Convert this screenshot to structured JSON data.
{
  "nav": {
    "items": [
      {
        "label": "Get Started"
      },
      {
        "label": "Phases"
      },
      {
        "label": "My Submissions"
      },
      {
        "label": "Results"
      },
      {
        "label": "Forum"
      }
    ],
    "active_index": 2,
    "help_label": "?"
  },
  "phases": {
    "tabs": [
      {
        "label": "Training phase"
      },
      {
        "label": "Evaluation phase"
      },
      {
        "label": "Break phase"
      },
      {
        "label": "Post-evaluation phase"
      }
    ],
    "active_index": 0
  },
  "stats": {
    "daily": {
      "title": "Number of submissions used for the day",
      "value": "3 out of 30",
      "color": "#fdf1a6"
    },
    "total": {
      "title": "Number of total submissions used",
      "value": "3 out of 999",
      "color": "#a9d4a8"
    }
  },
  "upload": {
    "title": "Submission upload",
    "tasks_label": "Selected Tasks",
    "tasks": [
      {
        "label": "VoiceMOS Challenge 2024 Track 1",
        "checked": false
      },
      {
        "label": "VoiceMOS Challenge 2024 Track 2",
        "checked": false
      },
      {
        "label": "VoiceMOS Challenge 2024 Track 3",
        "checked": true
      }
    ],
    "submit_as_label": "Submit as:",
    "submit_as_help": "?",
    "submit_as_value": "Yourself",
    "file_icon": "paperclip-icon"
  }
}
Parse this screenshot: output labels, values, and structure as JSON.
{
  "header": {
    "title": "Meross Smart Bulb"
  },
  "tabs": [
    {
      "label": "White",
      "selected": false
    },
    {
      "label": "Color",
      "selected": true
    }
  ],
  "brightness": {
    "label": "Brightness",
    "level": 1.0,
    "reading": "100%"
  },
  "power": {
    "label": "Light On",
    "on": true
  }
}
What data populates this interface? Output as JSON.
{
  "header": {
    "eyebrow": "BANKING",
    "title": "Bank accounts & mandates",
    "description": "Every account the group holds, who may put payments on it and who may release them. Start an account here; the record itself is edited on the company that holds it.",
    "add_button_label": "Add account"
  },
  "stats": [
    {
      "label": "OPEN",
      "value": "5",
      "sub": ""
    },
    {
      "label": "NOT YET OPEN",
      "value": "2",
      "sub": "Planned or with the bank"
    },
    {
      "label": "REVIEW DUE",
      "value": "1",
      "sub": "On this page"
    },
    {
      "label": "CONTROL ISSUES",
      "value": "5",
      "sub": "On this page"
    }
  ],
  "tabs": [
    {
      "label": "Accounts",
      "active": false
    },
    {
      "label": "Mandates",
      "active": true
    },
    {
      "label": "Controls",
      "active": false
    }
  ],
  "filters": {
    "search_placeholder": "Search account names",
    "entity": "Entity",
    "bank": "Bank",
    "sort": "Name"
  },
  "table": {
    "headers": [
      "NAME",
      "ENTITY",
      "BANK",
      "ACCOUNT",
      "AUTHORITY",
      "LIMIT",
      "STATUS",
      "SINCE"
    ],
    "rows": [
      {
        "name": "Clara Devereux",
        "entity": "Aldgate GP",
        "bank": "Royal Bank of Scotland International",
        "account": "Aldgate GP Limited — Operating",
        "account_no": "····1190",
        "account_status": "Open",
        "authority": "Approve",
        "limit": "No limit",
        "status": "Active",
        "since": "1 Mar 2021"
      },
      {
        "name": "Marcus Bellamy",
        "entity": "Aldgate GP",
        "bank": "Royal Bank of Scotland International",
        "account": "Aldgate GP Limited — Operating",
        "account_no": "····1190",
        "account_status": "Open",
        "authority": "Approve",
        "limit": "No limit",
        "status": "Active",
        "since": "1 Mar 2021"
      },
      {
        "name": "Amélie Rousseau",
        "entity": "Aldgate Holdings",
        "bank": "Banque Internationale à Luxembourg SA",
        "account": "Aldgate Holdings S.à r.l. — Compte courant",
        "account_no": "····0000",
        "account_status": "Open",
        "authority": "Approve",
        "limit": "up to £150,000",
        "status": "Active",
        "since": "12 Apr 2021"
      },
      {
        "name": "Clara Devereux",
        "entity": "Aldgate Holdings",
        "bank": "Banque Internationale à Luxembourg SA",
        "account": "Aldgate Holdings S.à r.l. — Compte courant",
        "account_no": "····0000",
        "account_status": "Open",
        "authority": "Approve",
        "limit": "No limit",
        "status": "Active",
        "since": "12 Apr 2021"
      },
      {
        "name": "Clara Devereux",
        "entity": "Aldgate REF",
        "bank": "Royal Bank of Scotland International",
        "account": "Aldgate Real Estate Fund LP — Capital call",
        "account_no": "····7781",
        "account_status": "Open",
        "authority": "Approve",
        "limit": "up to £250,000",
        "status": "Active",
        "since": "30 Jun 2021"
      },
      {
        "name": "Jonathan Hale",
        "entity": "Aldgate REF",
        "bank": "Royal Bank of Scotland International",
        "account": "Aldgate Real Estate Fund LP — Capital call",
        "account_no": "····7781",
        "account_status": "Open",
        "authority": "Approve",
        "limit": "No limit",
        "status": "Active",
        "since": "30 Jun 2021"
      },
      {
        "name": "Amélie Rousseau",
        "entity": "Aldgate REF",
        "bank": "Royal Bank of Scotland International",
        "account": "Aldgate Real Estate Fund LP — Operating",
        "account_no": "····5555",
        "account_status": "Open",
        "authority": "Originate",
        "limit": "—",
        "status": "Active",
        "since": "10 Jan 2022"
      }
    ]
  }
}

> Required task
Look for lines containing the string "this" and copy them all.

> Output of the exercise
Convert this screenshot to structured JSON data.
Parse this screenshot: output labels, values, and structure as JSON.
What data populates this interface? Output as JSON.
      "sub": "On this page"
      "sub": "On this page"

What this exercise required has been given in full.